Listed records —
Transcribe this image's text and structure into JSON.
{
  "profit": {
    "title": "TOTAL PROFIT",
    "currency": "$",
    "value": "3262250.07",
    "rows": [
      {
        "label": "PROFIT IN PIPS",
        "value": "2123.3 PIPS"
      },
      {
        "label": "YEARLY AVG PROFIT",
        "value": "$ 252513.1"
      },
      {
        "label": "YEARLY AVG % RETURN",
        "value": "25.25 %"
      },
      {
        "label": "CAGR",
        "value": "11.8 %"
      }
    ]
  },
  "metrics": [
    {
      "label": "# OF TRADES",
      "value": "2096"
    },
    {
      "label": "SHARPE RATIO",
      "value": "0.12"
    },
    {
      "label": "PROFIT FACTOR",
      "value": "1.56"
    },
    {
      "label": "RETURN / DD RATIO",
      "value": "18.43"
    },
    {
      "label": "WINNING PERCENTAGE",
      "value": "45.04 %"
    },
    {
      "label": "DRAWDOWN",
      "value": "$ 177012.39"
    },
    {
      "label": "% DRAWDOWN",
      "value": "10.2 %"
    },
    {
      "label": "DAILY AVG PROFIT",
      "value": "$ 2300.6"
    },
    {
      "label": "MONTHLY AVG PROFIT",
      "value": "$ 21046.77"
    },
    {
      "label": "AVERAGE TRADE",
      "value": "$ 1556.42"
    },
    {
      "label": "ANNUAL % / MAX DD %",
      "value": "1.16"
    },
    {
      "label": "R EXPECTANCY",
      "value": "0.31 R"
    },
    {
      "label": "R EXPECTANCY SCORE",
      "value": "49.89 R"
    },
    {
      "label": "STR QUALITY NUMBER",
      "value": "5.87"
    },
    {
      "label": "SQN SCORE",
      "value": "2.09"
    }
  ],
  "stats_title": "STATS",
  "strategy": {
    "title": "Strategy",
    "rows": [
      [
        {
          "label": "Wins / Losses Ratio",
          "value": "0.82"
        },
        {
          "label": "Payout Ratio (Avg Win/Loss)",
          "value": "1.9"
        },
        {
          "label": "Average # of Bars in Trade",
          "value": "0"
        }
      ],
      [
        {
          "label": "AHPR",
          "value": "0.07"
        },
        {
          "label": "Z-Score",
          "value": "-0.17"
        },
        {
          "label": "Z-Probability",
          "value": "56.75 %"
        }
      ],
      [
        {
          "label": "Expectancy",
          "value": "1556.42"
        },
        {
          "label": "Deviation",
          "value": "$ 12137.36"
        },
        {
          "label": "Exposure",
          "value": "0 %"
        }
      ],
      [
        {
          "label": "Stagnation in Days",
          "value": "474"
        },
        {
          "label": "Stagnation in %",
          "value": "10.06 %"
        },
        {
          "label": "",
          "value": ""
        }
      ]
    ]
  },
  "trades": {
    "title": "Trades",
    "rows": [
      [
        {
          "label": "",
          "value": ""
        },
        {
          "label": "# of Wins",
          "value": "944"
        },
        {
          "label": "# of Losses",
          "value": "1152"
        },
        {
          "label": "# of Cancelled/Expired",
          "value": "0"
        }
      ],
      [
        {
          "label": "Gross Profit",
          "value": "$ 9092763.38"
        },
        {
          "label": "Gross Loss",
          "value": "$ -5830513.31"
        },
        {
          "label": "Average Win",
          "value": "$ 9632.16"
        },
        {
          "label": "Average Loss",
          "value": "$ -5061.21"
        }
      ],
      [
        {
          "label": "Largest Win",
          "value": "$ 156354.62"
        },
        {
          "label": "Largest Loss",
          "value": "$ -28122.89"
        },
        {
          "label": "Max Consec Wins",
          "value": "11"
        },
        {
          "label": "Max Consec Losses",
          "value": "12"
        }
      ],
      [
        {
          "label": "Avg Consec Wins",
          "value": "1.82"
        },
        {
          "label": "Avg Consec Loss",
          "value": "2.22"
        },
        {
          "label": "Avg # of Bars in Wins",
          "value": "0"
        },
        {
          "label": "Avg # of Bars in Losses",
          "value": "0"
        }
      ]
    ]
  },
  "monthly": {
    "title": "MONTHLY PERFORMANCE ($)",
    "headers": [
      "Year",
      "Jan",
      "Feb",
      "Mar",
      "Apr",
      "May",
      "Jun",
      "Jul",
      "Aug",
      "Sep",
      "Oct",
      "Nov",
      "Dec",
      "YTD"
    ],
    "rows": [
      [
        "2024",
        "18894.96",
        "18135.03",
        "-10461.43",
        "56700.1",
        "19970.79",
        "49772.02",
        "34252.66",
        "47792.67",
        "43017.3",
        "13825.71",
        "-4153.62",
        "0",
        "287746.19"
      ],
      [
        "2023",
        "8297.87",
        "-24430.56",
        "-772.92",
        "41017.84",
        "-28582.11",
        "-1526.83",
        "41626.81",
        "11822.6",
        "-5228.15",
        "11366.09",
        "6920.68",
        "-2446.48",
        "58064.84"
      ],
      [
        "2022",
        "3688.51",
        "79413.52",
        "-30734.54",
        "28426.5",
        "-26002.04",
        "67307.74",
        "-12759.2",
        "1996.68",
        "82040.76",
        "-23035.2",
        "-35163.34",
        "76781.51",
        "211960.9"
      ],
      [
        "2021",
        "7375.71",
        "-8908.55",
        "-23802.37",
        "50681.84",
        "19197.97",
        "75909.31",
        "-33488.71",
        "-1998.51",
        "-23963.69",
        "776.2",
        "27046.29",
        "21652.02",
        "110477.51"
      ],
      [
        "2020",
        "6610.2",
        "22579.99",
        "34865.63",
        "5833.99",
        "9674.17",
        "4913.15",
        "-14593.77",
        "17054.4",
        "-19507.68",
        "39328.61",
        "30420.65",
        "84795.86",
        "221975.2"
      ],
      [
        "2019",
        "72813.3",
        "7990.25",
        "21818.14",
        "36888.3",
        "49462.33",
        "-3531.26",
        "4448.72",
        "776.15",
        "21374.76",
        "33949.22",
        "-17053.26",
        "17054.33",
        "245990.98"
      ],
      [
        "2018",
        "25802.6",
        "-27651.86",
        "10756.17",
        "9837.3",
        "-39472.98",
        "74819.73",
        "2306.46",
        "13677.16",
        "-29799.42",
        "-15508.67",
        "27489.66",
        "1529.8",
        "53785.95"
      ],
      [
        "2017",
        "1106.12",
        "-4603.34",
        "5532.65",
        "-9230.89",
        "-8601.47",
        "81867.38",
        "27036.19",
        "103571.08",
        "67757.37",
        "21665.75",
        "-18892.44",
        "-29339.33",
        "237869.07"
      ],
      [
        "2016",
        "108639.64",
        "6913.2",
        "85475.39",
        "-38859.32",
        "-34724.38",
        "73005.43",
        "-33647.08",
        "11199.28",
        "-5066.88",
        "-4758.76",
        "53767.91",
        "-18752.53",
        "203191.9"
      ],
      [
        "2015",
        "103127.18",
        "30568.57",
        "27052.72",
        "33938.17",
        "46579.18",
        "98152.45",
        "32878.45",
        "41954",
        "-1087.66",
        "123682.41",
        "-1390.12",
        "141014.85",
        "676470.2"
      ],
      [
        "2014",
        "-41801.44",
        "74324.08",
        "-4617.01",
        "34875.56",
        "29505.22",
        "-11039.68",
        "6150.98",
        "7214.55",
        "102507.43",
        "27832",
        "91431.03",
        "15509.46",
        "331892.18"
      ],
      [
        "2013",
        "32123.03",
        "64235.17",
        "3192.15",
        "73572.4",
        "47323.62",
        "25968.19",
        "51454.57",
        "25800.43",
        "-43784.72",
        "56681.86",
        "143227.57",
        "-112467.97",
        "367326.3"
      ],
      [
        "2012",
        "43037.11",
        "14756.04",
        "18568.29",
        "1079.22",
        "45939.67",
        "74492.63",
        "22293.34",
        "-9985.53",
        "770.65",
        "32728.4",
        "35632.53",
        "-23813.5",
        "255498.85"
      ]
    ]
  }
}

Given instruction — Search the entries for the word "Stagnation", then gather every line that has it.

Solution to this exercise —
          "label": "Stagnation in Days",
          "label": "Stagnation in %",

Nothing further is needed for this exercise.